- AIM OF THE TASK -
All records should be reproduced verbatim.

- RECORDS -
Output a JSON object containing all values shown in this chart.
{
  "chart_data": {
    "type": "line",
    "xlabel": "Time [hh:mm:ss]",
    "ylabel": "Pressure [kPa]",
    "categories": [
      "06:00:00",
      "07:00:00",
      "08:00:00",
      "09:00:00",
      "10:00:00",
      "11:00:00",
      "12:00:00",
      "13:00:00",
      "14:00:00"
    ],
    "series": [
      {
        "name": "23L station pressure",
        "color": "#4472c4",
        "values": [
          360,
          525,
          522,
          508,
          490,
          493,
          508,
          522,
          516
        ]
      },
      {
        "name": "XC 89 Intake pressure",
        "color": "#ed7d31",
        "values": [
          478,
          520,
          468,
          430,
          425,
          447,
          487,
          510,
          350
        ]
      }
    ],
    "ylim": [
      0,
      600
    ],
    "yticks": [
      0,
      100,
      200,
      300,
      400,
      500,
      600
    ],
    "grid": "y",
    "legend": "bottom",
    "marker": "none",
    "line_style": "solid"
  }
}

- ANSWER FOR THE TASK -
Output a JSON object containing all values shown in this chart.
{
  "chart_data": {
    "type": "line",
    "xlabel": "Time [hh:mm:ss]",
    "ylabel": "Pressure [kPa]",
    "categories": [
      "06:00:00",
      "07:00:00",
      "08:00:00",
      "09:00:00",
      "10:00:00",
      "11:00:00",
      "12:00:00",
      "13:00:00",
      "14:00:00"
    ],
    "series": [
      {
        "name": "23L station pressure",
        "color": "#4472c4",
        "values": [
          360,
          525,
          522,
          508,
          490,
          493,
          508,
          522,
          516
        ]
      },
      {
        "name": "XC 89 Intake pressure",
        "color": "#ed7d31",
        "values": [
          478,
          520,
          468,
          430,
          425,
          447,
          487,
          510,
          350
        ]
      }
    ],
    "ylim": [
      0,
      600
    ],
    "yticks": [
      0,
      100,
      200,
      300,
      400,
      500,
      600
    ],
    "grid": "y",
    "legend": "bottom",
    "marker": "none",
    "line_style": "solid"
  }
}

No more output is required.